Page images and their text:
►

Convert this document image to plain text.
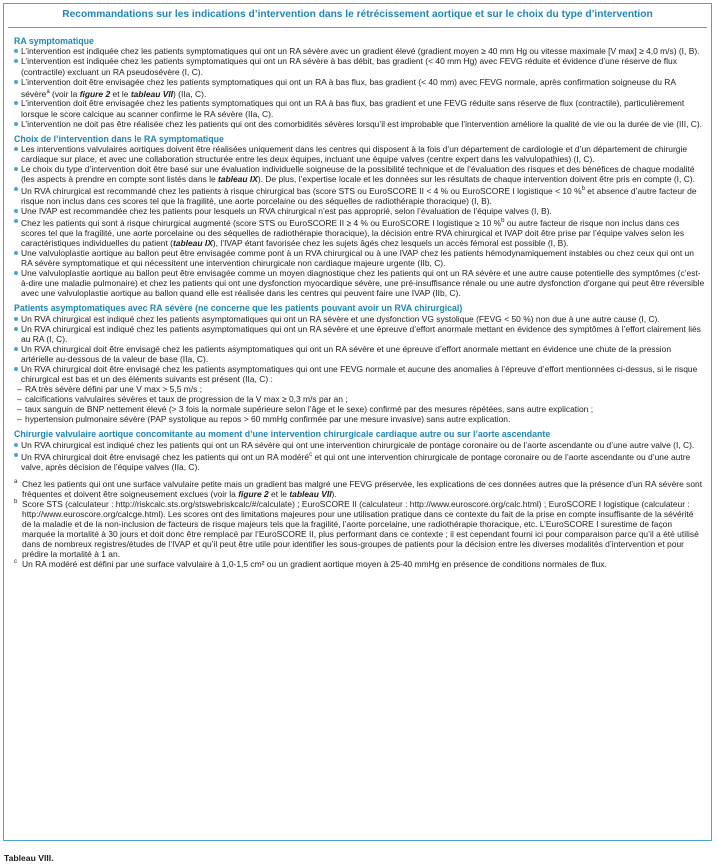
Recommandations sur les indications d’intervention dans le rétrécissement aortique et sur le choix du type d’intervention
RA symptomatique
L’intervention est indiquée chez les patients symptomatiques qui ont un RA sévère avec un gradient élevé (gradient moyen ≥ 40 mm Hg ou vitesse maximale [V max] ≥ 4,0 m/s) (I, B).
L’intervention est indiquée chez les patients symptomatiques qui ont un RA sévère à bas débit, bas gradient (< 40 mm Hg) avec FEVG réduite et évidence d’une réserve de flux (contractile) excluant un RA pseudosévère (I, C).
L’intervention doit être envisagée chez les patients symptomatiques qui ont un RA à bas flux, bas gradient (< 40 mm) avec FEVG normale, après confirmation soigneuse du RA sévère$^a$ (voir la figure 2 et le tableau VII) (IIa, C).
L’intervention doit être envisagée chez les patients symptomatiques qui ont un RA à bas flux, bas gradient et une FEVG réduite sans réserve de flux (contractile), particulièrement lorsque le score calcique au scanner confirme le RA sévère (IIa, C).
L’intervention ne doit pas être réalisée chez les patients qui ont des comorbidités sévères lorsqu’il est improbable que l’intervention améliore la qualité de vie ou la durée de vie (III, C).
Choix de l’intervention dans le RA symptomatique
Les interventions valvulaires aortiques doivent être réalisées uniquement dans les centres qui disposent à la fois d’un département de cardiologie et d’un département de chirurgie cardiaque sur place, et avec une collaboration structurée entre les deux équipes, incluant une équipe valves (centre expert dans les valvulopathies) (I, C).
Le choix du type d’intervention doit être basé sur une évaluation individuelle soigneuse de la possibilité technique et de l’évaluation des risques et des bénéfices de chaque modalité (les aspects à prendre en compte sont listés dans le tableau IX). De plus, l’expertise locale et les données sur les résultats de chaque intervention doivent être pris en compte (I, C).
Un RVA chirurgical est recommandé chez les patients à risque chirurgical bas (score STS ou EuroSCORE II < 4 % ou EuroSCORE I logistique < 10 %$^b$ et absence d’autre facteur de risque non inclus dans ces scores tel que la fragilité, une aorte porcelaine ou des séquelles de radiothérapie thoracique) (I, B).
Une IVAP est recommandée chez les patients pour lesquels un RVA chirurgical n’est pas approprié, selon l’évaluation de l’équipe valves (I, B).
Chez les patients qui sont à risque chirurgical augmenté (score STS ou EuroSCORE II ≥ 4 % ou EuroSCORE I logistique ≥ 10 %$^b$ ou autre facteur de risque non inclus dans ces scores tel que la fragilité, une aorte porcelaine ou des séquelles de radiothérapie thoracique), la décision entre RVA chirurgical et IVAP doit être prise par l’équipe valves selon les caractéristiques individuelles du patient (tableau IX), l’IVAP étant favorisée chez les sujets âgés chez lesquels un accès fémoral est possible (I, B).
Une valvuloplastie aortique au ballon peut être envisagée comme pont à un RVA chirurgical ou à une IVAP chez les patients hémodynamiquement instables ou chez ceux qui ont un RA sévère symptomatique et qui nécessitent une intervention chirurgicale non cardiaque majeure urgente (IIb, C).
Une valvuloplastie aortique au ballon peut être envisagée comme un moyen diagnostique chez les patients qui ont un RA sévère et une autre cause potentielle des symptômes (c’est-à-dire une maladie pulmonaire) et chez les patients qui ont une dysfonction myocardique sévère, une pré-insuffisance rénale ou une autre dysfonction d’organe qui peut être réversible avec une valvuloplastie aortique au ballon quand elle est réalisée dans les centres qui peuvent faire une IVAP (IIb, C).
Patients asymptomatiques avec RA sévère (ne concerne que les patients pouvant avoir un RVA chirurgical)
Un RVA chirurgical est indiqué chez les patients asymptomatiques qui ont un RA sévère et une dysfonction VG systolique (FEVG < 50 %) non due à une autre cause (I, C).
Un RVA chirurgical est indiqué chez les patients asymptomatiques qui ont un RA sévère et une épreuve d’effort anormale mettant en évidence des symptômes à l’effort clairement liés au RA (I, C).
Un RVA chirurgical doit être envisagé chez les patients asymptomatiques qui ont un RA sévère et une épreuve d’effort anormale mettant en évidence une chute de la pression artérielle au-dessous de la valeur de base (IIa, C).
Un RVA chirurgical doit être envisagé chez les patients asymptomatiques qui ont une FEVG normale et aucune des anomalies à l’épreuve d’effort mentionnées ci-dessus, si le risque chirurgical est bas et un des éléments suivants est présent (IIa, C) :
– RA très sévère défini par une V max > 5,5 m/s ;
– calcifications valvulaires sévères et taux de progression de la V max ≥ 0,3 m/s par an ;
– taux sanguin de BNP nettement élevé (> 3 fois la normale supérieure selon l’âge et le sexe) confirmé par des mesures répétées, sans autre explication ;
– hypertension pulmonaire sévère (PAP systolique au repos > 60 mmHg confirmée par une mesure invasive) sans autre explication.
Chirurgie valvulaire aortique concomitante au moment d’une intervention chirurgicale cardiaque autre ou sur l’aorte ascendante
Un RVA chirurgical est indiqué chez les patients qui ont un RA sévère qui ont une intervention chirurgicale de pontage coronaire ou de l’aorte ascendante ou d’une autre valve (I, C).
Un RVA chirurgical doit être envisagé chez les patients qui ont un RA modéré$^c$ et qui ont une intervention chirurgicale de pontage coronaire ou de l’aorte ascendante ou d’une autre valve, après décision de l’équipe valves (IIa, C).
a Chez les patients qui ont une surface valvulaire petite mais un gradient bas malgré une FEVG préservée, les explications de ces données autres que la présence d’un RA sévère sont fréquentes et doivent être soigneusement exclues (voir la figure 2 et le tableau VII).
b Score STS (calculateur : http://riskcalc.sts.org/stswebriskcalc/#/calculate) ; EuroSCORE II (calculateur : http://www.euroscore.org/calc.html) ; EuroSCORE I logistique (calculateur : http://www.euroscore.org/calcge.html). Les scores ont des limitations majeures pour une utilisation pratique dans ce contexte du fait de la prise en compte insuffisante de la sévérité de la maladie et de la non-inclusion de facteurs de risque majeurs tels que la fragilité, l’aorte porcelaine, une radiothérapie thoracique, etc. L’EuroSCORE I surestime de façon marquée la mortalité à 30 jours et doit donc être remplacé par l’EuroSCORE II, plus performant dans ce contexte ; il est cependant fourni ici pour comparaison parce qu’il a été utilisé dans de nombreux registres/études de l’IVAP et qu’il peut être utile pour identifier les sous-groupes de patients pour la décision entre les diverses modalités d’intervention et pour prédire la mortalité à 1 an.
c Un RA modéré est défini par une surface valvulaire à 1,0-1,5 cm² ou un gradient aortique moyen à 25-40 mmHg en présence de conditions normales de flux.
Tableau VIII.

◄

WORK TO BE COMPLETED:
Each line of the records that contains the string "surface" must be copied.

RESULT OF THIS TASK:
a Chez les patients qui ont une surface valvulaire petite mais un gradient bas malgré une FEVG préservée, les explications de ces données autres que la présence d’un RA sévère sont fréquentes et doivent être soigneusement exclues (voir la figure 2 et le tableau VII).
c Un RA modéré est défini par une surface valvulaire à 1,0-1,5 cm² ou un gradient aortique moyen à 25-40 mmHg en présence de conditions normales de flux.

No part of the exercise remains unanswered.